Select the lines of the records containing the word "this" and list them.

— BEGIN —

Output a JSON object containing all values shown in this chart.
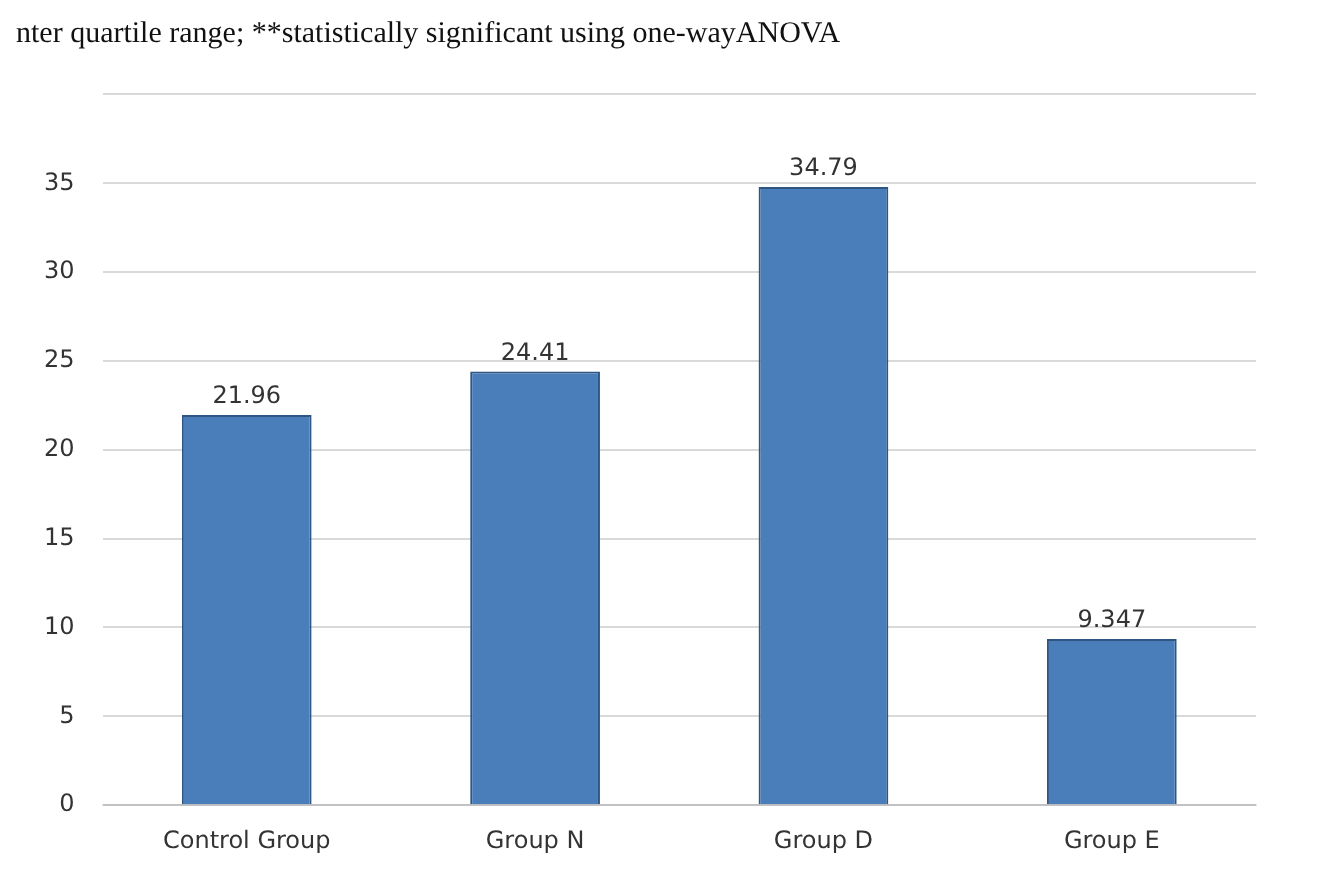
{
  "chart_data": {
    "type": "bar",
    "annotations": [
      "nter quartile range; **statistically significant using one-wayANOVA"
    ],
    "categories": [
      "Control Group",
      "Group N",
      "Group D",
      "Group E"
    ],
    "values": [
      21.96,
      24.41,
      34.79,
      9.347
    ],
    "color": "#4a7ebb",
    "ylim": [
      0,
      40
    ],
    "yticks": [
      0,
      5,
      10,
      15,
      20,
      25,
      30,
      35,
      {
        "value": 40,
        "label": null
      }
    ],
    "grid": "y",
    "data_labels": true,
    "legend": false
  }
}
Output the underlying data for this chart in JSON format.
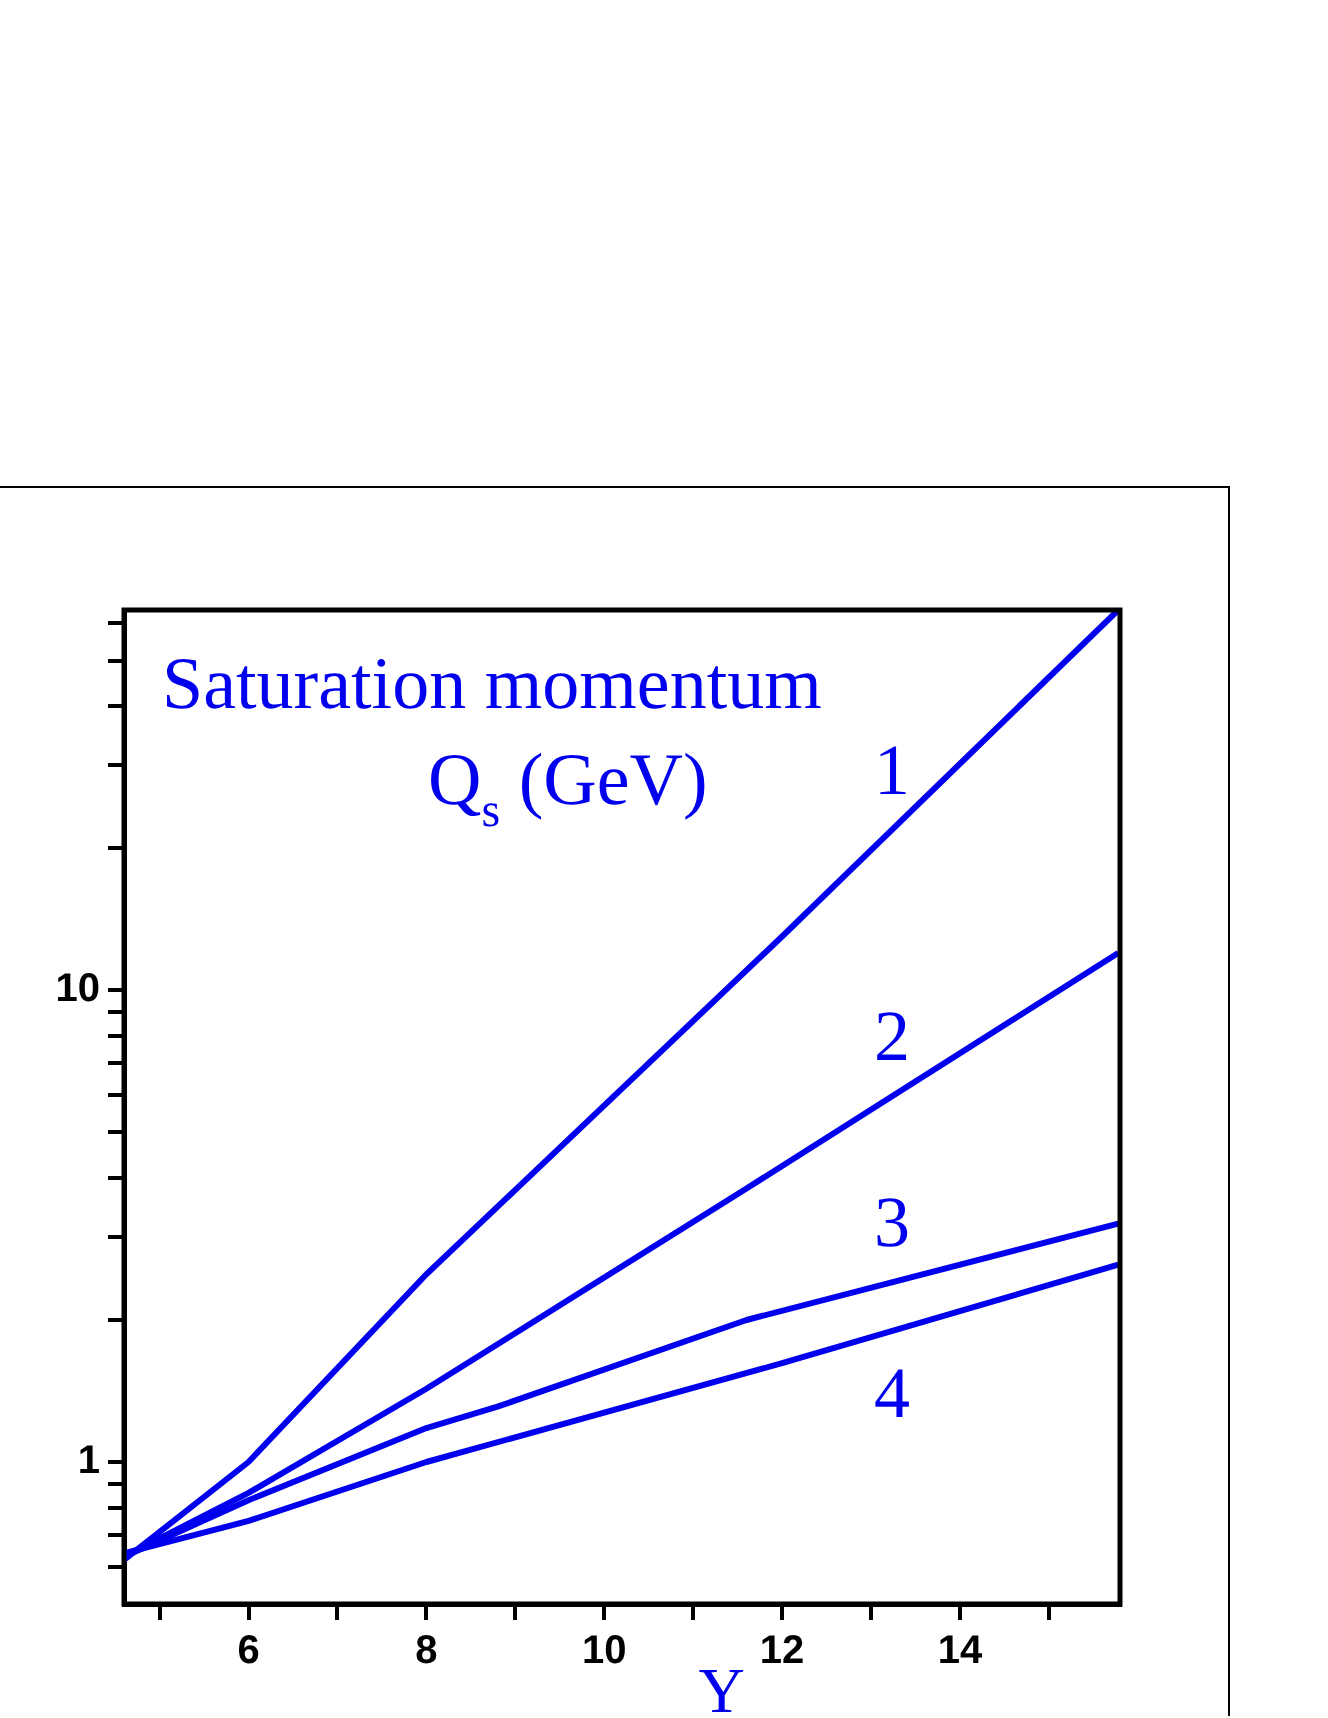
{
  "chart_data": {
    "type": "line",
    "xlabel": "Y",
    "annotations": [
      "Saturation momentum",
      "Q$_{s}$ (GeV)"
    ],
    "log": "y",
    "grid": false,
    "legend": false,
    "line_style": "solid",
    "marker": "none",
    "xlim": [
      4.6,
      15.8
    ],
    "xticks": [
      {
        "value": 5,
        "label": null
      },
      6,
      {
        "value": 7,
        "label": null
      },
      8,
      {
        "value": 9,
        "label": null
      },
      10,
      {
        "value": 11,
        "label": null
      },
      12,
      {
        "value": 13,
        "label": null
      },
      14,
      {
        "value": 15,
        "label": null
      }
    ],
    "ylim": [
      0.5,
      64
    ],
    "yticks": [
      {
        "value": 0.6,
        "label": null
      },
      {
        "value": 0.7,
        "label": null
      },
      {
        "value": 0.8,
        "label": null
      },
      {
        "value": 0.9,
        "label": null
      },
      1,
      {
        "value": 2,
        "label": null
      },
      {
        "value": 3,
        "label": null
      },
      {
        "value": 4,
        "label": null
      },
      {
        "value": 5,
        "label": null
      },
      {
        "value": 6,
        "label": null
      },
      {
        "value": 7,
        "label": null
      },
      {
        "value": 8,
        "label": null
      },
      {
        "value": 9,
        "label": null
      },
      10,
      {
        "value": 20,
        "label": null
      },
      {
        "value": 30,
        "label": null
      },
      {
        "value": 40,
        "label": null
      },
      {
        "value": 50,
        "label": null
      },
      {
        "value": 60,
        "label": null
      }
    ],
    "series": [
      {
        "name": "1",
        "color": "#0000ee",
        "x": [
          4.6,
          6,
          8,
          12,
          15.78
        ],
        "values": [
          0.62,
          1.0,
          2.5,
          13,
          64
        ]
      },
      {
        "name": "2",
        "color": "#0000ee",
        "x": [
          4.6,
          6,
          8,
          11.6,
          15.78
        ],
        "values": [
          0.63,
          0.86,
          1.43,
          3.8,
          12
        ]
      },
      {
        "name": "3",
        "color": "#0000ee",
        "x": [
          4.6,
          6,
          8,
          8.8,
          11.6,
          15.78
        ],
        "values": [
          0.63,
          0.83,
          1.18,
          1.31,
          2.0,
          3.2
        ]
      },
      {
        "name": "4",
        "color": "#0000ee",
        "x": [
          4.6,
          6,
          8,
          12,
          15.78
        ],
        "values": [
          0.64,
          0.75,
          1.0,
          1.62,
          2.62
        ]
      }
    ]
  }
}
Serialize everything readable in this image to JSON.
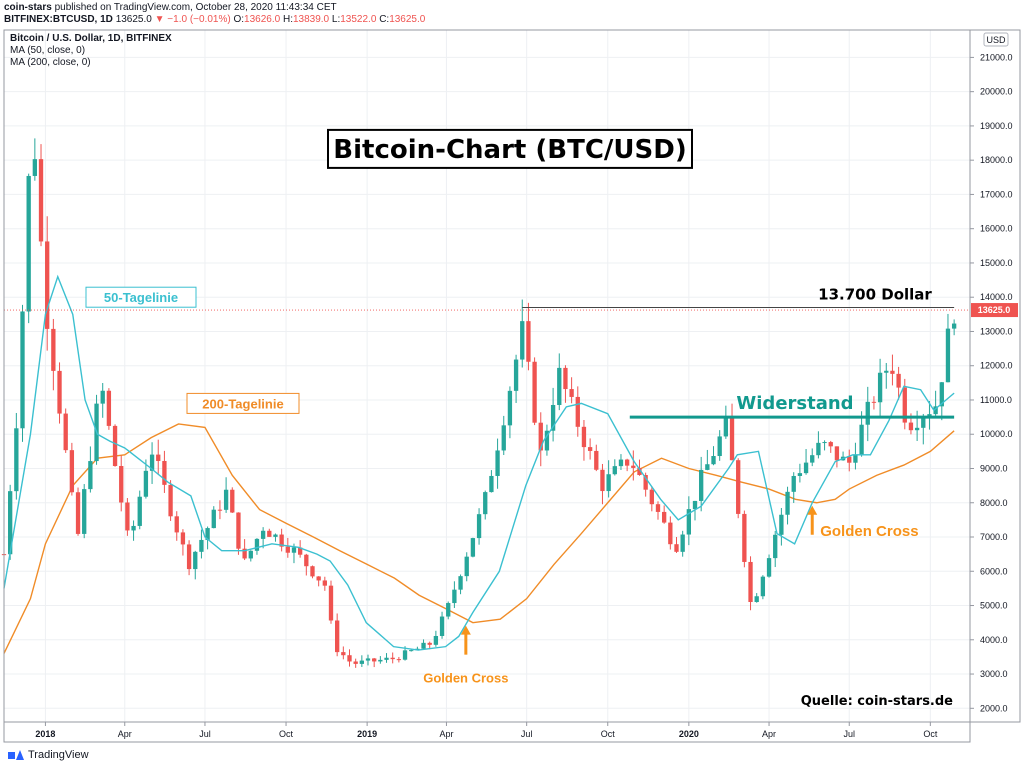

— END —

Expected answer:
Output a JSON object containing all values shown in this chart.
Output the underlying data for this chart in JSON format.
Serialize everything readable in this image to JSON.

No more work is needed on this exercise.